Entries from a dataset:
— START —

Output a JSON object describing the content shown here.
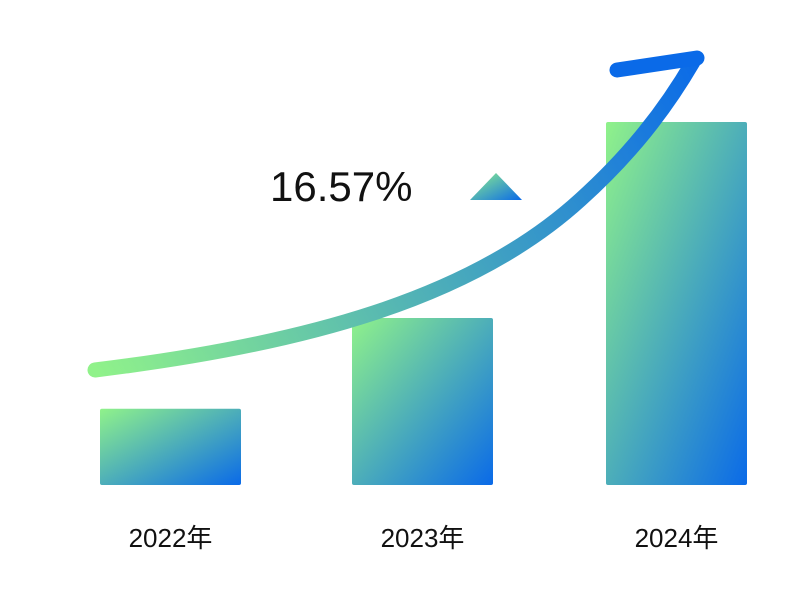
{
  "chart_data": {
    "type": "bar",
    "annotation": "16.57%",
    "categories": [
      "2022年",
      "2023年",
      "2024年"
    ],
    "values": [
      21,
      46,
      100
    ],
    "ylim": [
      0,
      100
    ],
    "colors": [
      "#90f28a",
      "#0a6ae8"
    ]
  }
}
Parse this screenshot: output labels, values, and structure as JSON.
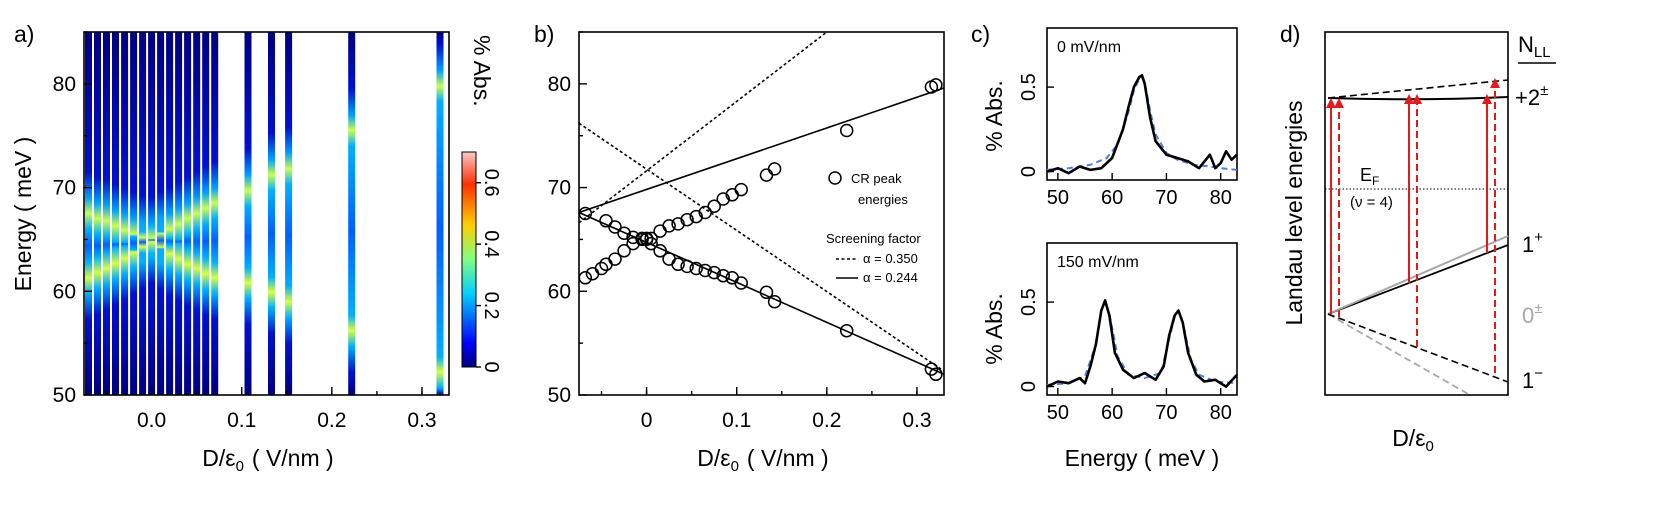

— END —

• Objective: Quote in full the listing given above; the images are to be left out.

• Exercise output:
Output a JSON object describing the content shown here.
{
  "chart_data": {
    "type": "bar",
    "annotation": "16.57%",
    "categories": [
      "2022年",
      "2023年",
      "2024年"
    ],
    "values": [
      21,
      46,
      100
    ],
    "ylim": [
      0,
      100
    ],
    "colors": [
      "#90f28a",
      "#0a6ae8"
    ]
  }
}
Parse this screenshot: output labels, values, and structure as JSON.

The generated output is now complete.